_Task details_
Write the records out again, keeping each line exactly as it is.

_Saved entries_
────────────────────

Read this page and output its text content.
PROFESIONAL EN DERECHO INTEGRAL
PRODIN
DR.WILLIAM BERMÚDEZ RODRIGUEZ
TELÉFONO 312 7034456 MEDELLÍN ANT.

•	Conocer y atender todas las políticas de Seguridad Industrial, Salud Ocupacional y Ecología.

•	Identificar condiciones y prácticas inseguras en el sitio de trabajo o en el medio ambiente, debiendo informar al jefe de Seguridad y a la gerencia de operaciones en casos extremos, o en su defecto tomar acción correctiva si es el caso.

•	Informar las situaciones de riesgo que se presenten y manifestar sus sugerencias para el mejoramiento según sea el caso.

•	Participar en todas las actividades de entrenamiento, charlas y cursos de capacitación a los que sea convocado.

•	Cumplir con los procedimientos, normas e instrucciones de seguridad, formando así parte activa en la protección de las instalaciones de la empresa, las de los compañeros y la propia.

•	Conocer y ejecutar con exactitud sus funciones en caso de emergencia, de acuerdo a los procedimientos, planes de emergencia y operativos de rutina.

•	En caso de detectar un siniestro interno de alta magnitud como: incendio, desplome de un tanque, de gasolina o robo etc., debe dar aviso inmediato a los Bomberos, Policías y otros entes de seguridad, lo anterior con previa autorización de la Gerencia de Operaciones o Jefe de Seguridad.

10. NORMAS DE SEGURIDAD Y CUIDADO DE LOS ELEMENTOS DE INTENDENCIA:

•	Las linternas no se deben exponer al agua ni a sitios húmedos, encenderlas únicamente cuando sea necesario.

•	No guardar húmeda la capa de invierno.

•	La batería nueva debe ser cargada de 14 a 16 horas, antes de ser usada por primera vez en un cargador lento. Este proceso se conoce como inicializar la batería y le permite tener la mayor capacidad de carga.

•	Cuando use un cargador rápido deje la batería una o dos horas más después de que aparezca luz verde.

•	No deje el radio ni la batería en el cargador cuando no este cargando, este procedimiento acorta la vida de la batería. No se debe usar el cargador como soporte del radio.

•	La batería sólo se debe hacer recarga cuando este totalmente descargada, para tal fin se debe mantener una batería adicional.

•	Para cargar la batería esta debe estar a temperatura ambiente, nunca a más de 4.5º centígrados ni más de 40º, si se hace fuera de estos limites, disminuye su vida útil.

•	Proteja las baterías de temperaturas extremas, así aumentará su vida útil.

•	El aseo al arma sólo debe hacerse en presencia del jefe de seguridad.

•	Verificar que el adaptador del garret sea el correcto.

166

────────────────────

_Answer to the problem_
Read this page and output its text content.
PROFESIONAL EN DERECHO INTEGRAL
PRODIN
DR.WILLIAM BERMÚDEZ RODRIGUEZ
TELÉFONO 312 7034456 MEDELLÍN ANT.

•	Conocer y atender todas las políticas de Seguridad Industrial, Salud Ocupacional y Ecología.

•	Identificar condiciones y prácticas inseguras en el sitio de trabajo o en el medio ambiente, debiendo informar al jefe de Seguridad y a la gerencia de operaciones en casos extremos, o en su defecto tomar acción correctiva si es el caso.

•	Informar las situaciones de riesgo que se presenten y manifestar sus sugerencias para el mejoramiento según sea el caso.

•	Participar en todas las actividades de entrenamiento, charlas y cursos de capacitación a los que sea convocado.

•	Cumplir con los procedimientos, normas e instrucciones de seguridad, formando así parte activa en la protección de las instalaciones de la empresa, las de los compañeros y la propia.

•	Conocer y ejecutar con exactitud sus funciones en caso de emergencia, de acuerdo a los procedimientos, planes de emergencia y operativos de rutina.

•	En caso de detectar un siniestro interno de alta magnitud como: incendio, desplome de un tanque, de gasolina o robo etc., debe dar aviso inmediato a los Bomberos, Policías y otros entes de seguridad, lo anterior con previa autorización de la Gerencia de Operaciones o Jefe de Seguridad.

10. NORMAS DE SEGURIDAD Y CUIDADO DE LOS ELEMENTOS DE INTENDENCIA:

•	Las linternas no se deben exponer al agua ni a sitios húmedos, encenderlas únicamente cuando sea necesario.

•	No guardar húmeda la capa de invierno.

•	La batería nueva debe ser cargada de 14 a 16 horas, antes de ser usada por primera vez en un cargador lento. Este proceso se conoce como inicializar la batería y le permite tener la mayor capacidad de carga.

•	Cuando use un cargador rápido deje la batería una o dos horas más después de que aparezca luz verde.

•	No deje el radio ni la batería en el cargador cuando no este cargando, este procedimiento acorta la vida de la batería. No se debe usar el cargador como soporte del radio.

•	La batería sólo se debe hacer recarga cuando este totalmente descargada, para tal fin se debe mantener una batería adicional.

•	Para cargar la batería esta debe estar a temperatura ambiente, nunca a más de 4.5º centígrados ni más de 40º, si se hace fuera de estos limites, disminuye su vida útil.

•	Proteja las baterías de temperaturas extremas, así aumentará su vida útil.

•	El aseo al arma sólo debe hacerse en presencia del jefe de seguridad.

•	Verificar que el adaptador del garret sea el correcto.

166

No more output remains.